Cross-correlation and convolution are closely linked. Cross-correlation of $f(t)$ and $g(t)$ is the same as the convolution of $\bar{f}(-t)$ and $g(t)$, where $\bar{f}$ is the complex conjugate of $f$.

For certain types of $f$s, called Hermitian functions, cross correlation and convolution and convolution would produce exactly the same results. Thus, you're correct that convolution and cross-correlation can sometimes be interchanged. Even if your function is not Hermitian, you might be able to get away with using either method, depending on your goal.

However, neither cross-correlation nor convolution necessarily involve a Fourier transform. Both transforms are defined has happening purely in the time domain, and a naive implementation would just operate there.

That said, the Convolution Theorem says that convolution in one domain is equivalent to element-wise multiplication in the other. That is $$\mathscr{F}(f\ast g) = \mathscr{F}(f) \cdot \mathscr{F}(g)$$ where $\mathscr{F}$ is the Fourier transform$^1$. With a little bit of rearrangement$, one can instead write

$$f \ast g = \mathscr{F}^{-1}\big(\mathscr{F}(f) \cdot \mathscr{F}(g)\big)$$ uses the Fourier transform to compute convolution. Similar logic lets one compute the cross correlation in the same way: $$ f \star g = \mathscr{F}^{-1} \bigg( \overline{\mathscr{F}(f)} \cdot \mathscr{F}(g)\bigg)$$

This may seem like a round-about way of performing convolution, but it can often be more efficient. Convolving two sequences of length $n$ in the time domain requires $O\bigl(n^2\bigr)$ time. However, the Fourier transform can be performed in $O\bigl(n \log n\bigr)$ time$^2$ each while the pointwise multiplication takes $O(n)$ time. If your sequences are large and of approximately equal size, this approach can be faster.

**Dataset entries:**
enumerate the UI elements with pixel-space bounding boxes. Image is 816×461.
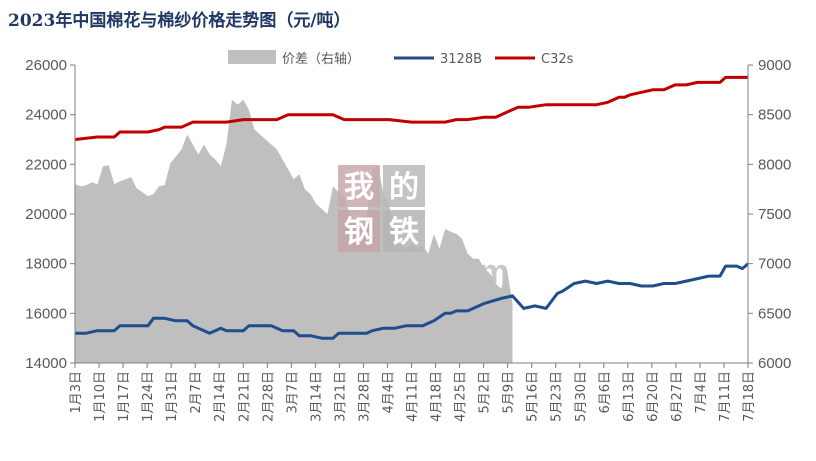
left-tick-label: 16000: [25, 305, 67, 322]
axes-layer: 14000 16000 18000 20000 22000 24000 26000 6000 6…: [25, 57, 791, 422]
series-area-spread: [75, 99, 513, 364]
x-tick-label: 1月31日: [165, 371, 180, 422]
x-tick-label: 4月11日: [406, 371, 421, 422]
x-tick-label: 4月4日: [381, 371, 396, 414]
watermark-box: [338, 210, 380, 252]
x-tick-label: 2月14日: [213, 371, 228, 422]
x-tick-label: 4月25日: [454, 371, 469, 422]
x-tick-label: 2月28日: [261, 371, 276, 422]
left-tick-label: 18000: [25, 256, 67, 273]
right-tick-label: 7500: [758, 206, 791, 223]
right-tick-label: 6500: [758, 305, 791, 322]
x-tick-label: 1月17日: [117, 371, 132, 422]
left-tick-label: 20000: [25, 206, 67, 223]
x-tick-label: 3月7日: [285, 371, 300, 414]
area-layer: [75, 99, 513, 364]
right-tick-label: 9000: [758, 57, 791, 74]
x-tick-label: 2月7日: [189, 371, 204, 414]
legend-item: 价差（右轴）: [228, 50, 360, 67]
legend-item: 3128B: [394, 52, 482, 67]
x-tick-label: 7月18日: [742, 371, 757, 422]
legend-label: 3128B: [440, 52, 482, 67]
left-tick-label: 26000: [25, 57, 67, 74]
x-tick-label: 2月21日: [237, 371, 252, 422]
series-line-3128b: [75, 262, 749, 340]
legend-swatch-area: [228, 50, 276, 64]
left-tick-label: 14000: [25, 355, 67, 372]
x-tick-label: 5月16日: [526, 371, 541, 422]
legend-item: C32s: [495, 52, 574, 67]
legend: 价差（右轴） 3128B C32s: [228, 50, 574, 67]
x-tick-label: 5月9日: [502, 371, 517, 414]
x-tick-label: 5月23日: [550, 371, 565, 422]
x-tick-label: 3月14日: [309, 371, 324, 422]
chart-title: 2023年中国棉花与棉纱价格走势图（元/吨）: [8, 11, 351, 31]
x-tick-label: 1月24日: [141, 371, 156, 422]
x-tick-label: 1月10日: [93, 371, 108, 422]
x-tick-label: 6月13日: [622, 371, 637, 422]
right-tick-label: 7000: [758, 256, 791, 273]
x-tick-label: 3月28日: [357, 371, 372, 422]
x-tick-label: 4月18日: [430, 371, 445, 422]
x-tick-label: 5月2日: [478, 371, 493, 414]
x-tick-label: 3月21日: [333, 371, 348, 422]
watermark-char: 钢: [344, 215, 374, 250]
watermark-box: [383, 165, 425, 207]
x-tick-label: 6月27日: [670, 371, 685, 422]
x-tick-label: 6月6日: [598, 371, 613, 414]
watermark-char: 铁: [389, 215, 419, 250]
x-tick-label: 7月11日: [718, 371, 733, 422]
right-tick-label: 6000: [758, 355, 791, 372]
x-tick-label: 1月3日: [69, 371, 84, 414]
watermark-box: [383, 210, 425, 252]
x-tick-label: 5月30日: [574, 371, 589, 422]
legend-label: C32s: [541, 52, 574, 67]
left-tick-label: 22000: [25, 156, 67, 173]
x-tick-label: 6月20日: [646, 371, 661, 422]
watermark-brand: Mysteel.com: [305, 253, 509, 291]
line-layer: [74, 75, 749, 340]
right-tick-label: 8000: [758, 156, 791, 173]
x-tick-label: 7月4日: [694, 371, 709, 414]
watermark-char: 我: [344, 170, 374, 205]
watermark-box: [338, 165, 380, 207]
right-tick-label: 8500: [758, 107, 791, 124]
watermark-char: 的: [389, 170, 419, 205]
series-line-c32s: [74, 75, 748, 141]
left-tick-label: 24000: [25, 107, 67, 124]
watermark: 我的钢 铁Mysteel.com: [305, 165, 509, 291]
legend-label: 价差（右轴）: [282, 52, 360, 67]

**Set problem:**
Rewrite the part of the cross-correlation text that opens with the words containing "However, neither cross-correlation" and closes with "just operate there.", changing "naive implementation" to "straightforward implementation". Work only from the text on cross-correlation and convolution, not from the listing.

**Solution to this problem:**
However, neither cross-correlation nor convolution necessarily involve a Fourier transform. Both transforms are defined has happening purely in the time domain, and a straightforward implementation would just operate there.